━━━ RECORDS FOR THE EXERCISE ━━━

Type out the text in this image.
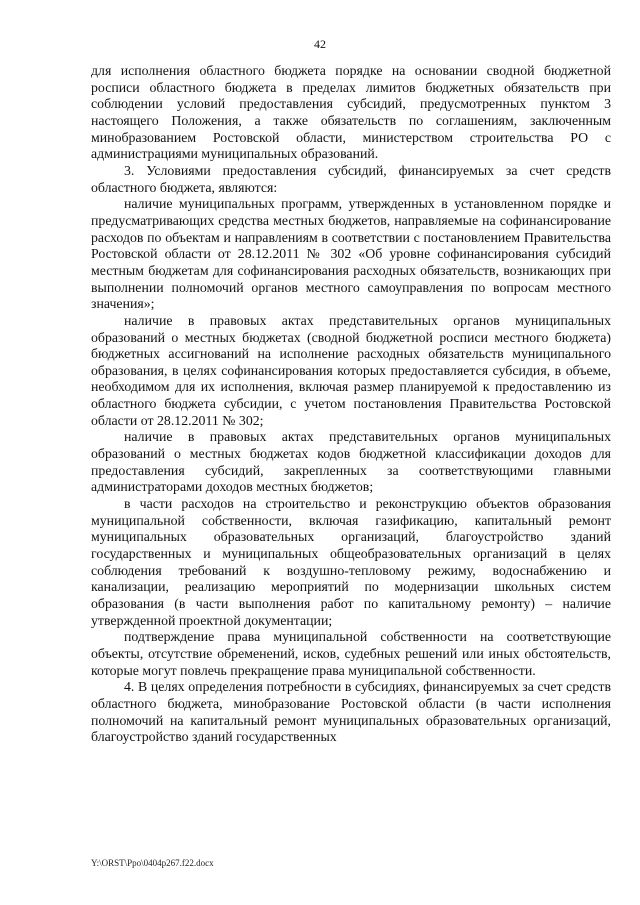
42

для исполнения областного бюджета порядке на основании сводной бюджетной росписи областного бюджета в пределах лимитов бюджетных обязательств при соблюдении условий предоставления субсидий, предусмотренных пунктом 3 настоящего Положения, а также обязательств по соглашениям, заключенным минобразованием Ростовской области, министерством строительства РО с администрациями муниципальных образований.

3. Условиями предоставления субсидий, финансируемых за счет средств областного бюджета, являются:

наличие муниципальных программ, утвержденных в установленном порядке и предусматривающих средства местных бюджетов, направляемые на софинансирование расходов по объектам и направлениям в соответствии с постановлением Правительства Ростовской области от 28.12.2011 № 302 «Об уровне софинансирования субсидий местным бюджетам для софинансирования расходных обязательств, возникающих при выполнении полномочий органов местного самоуправления по вопросам местного значения»;

наличие в правовых актах представительных органов муниципальных образований о местных бюджетах (сводной бюджетной росписи местного бюджета) бюджетных ассигнований на исполнение расходных обязательств муниципального образования, в целях софинансирования которых предоставляется субсидия, в объеме, необходимом для их исполнения, включая размер планируемой к предоставлению из областного бюджета субсидии, с учетом постановления Правительства Ростовской области от 28.12.2011 № 302;

наличие в правовых актах представительных органов муниципальных образований о местных бюджетах кодов бюджетной классификации доходов для предоставления субсидий, закрепленных за соответствующими главными администраторами доходов местных бюджетов;

в части расходов на строительство и реконструкцию объектов образования муниципальной собственности, включая газификацию, капитальный ремонт муниципальных образовательных организаций, благоустройство зданий государственных и муниципальных общеобразовательных организаций в целях соблюдения требований к воздушно-тепловому режиму, водоснабжению и канализации, реализацию мероприятий по модернизации школьных систем образования (в части выполнения работ по капитальному ремонту) – наличие утвержденной проектной документации;

подтверждение права муниципальной собственности на соответствующие объекты, отсутствие обременений, исков, судебных решений или иных обстоятельств, которые могут повлечь прекращение права муниципальной собственности.

4. В целях определения потребности в субсидиях, финансируемых за счет средств областного бюджета, минобразование Ростовской области (в части исполнения полномочий на капитальный ремонт муниципальных образовательных организаций, благоустройство зданий государственных

Y:\ORST\Ppo\0404p267.f22.docx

━━━

EXERCISE TASK >>
Each entry should be repeated exactly as it appears; the pictures stay out.

ANSWER TO THE PROBLEM >>
Type out the text in this image.
42

для исполнения областного бюджета порядке на основании сводной бюджетной росписи областного бюджета в пределах лимитов бюджетных обязательств при соблюдении условий предоставления субсидий, предусмотренных пунктом 3 настоящего Положения, а также обязательств по соглашениям, заключенным минобразованием Ростовской области, министерством строительства РО с администрациями муниципальных образований.

3. Условиями предоставления субсидий, финансируемых за счет средств областного бюджета, являются:

наличие муниципальных программ, утвержденных в установленном порядке и предусматривающих средства местных бюджетов, направляемые на софинансирование расходов по объектам и направлениям в соответствии с постановлением Правительства Ростовской области от 28.12.2011 № 302 «Об уровне софинансирования субсидий местным бюджетам для софинансирования расходных обязательств, возникающих при выполнении полномочий органов местного самоуправления по вопросам местного значения»;

наличие в правовых актах представительных органов муниципальных образований о местных бюджетах (сводной бюджетной росписи местного бюджета) бюджетных ассигнований на исполнение расходных обязательств муниципального образования, в целях софинансирования которых предоставляется субсидия, в объеме, необходимом для их исполнения, включая размер планируемой к предоставлению из областного бюджета субсидии, с учетом постановления Правительства Ростовской области от 28.12.2011 № 302;

наличие в правовых актах представительных органов муниципальных образований о местных бюджетах кодов бюджетной классификации доходов для предоставления субсидий, закрепленных за соответствующими главными администраторами доходов местных бюджетов;

в части расходов на строительство и реконструкцию объектов образования муниципальной собственности, включая газификацию, капитальный ремонт муниципальных образовательных организаций, благоустройство зданий государственных и муниципальных общеобразовательных организаций в целях соблюдения требований к воздушно-тепловому режиму, водоснабжению и канализации, реализацию мероприятий по модернизации школьных систем образования (в части выполнения работ по капитальному ремонту) – наличие утвержденной проектной документации;

подтверждение права муниципальной собственности на соответствующие объекты, отсутствие обременений, исков, судебных решений или иных обстоятельств, которые могут повлечь прекращение права муниципальной собственности.

4. В целях определения потребности в субсидиях, финансируемых за счет средств областного бюджета, минобразование Ростовской области (в части исполнения полномочий на капитальный ремонт муниципальных образовательных организаций, благоустройство зданий государственных

Y:\ORST\Ppo\0404p267.f22.docx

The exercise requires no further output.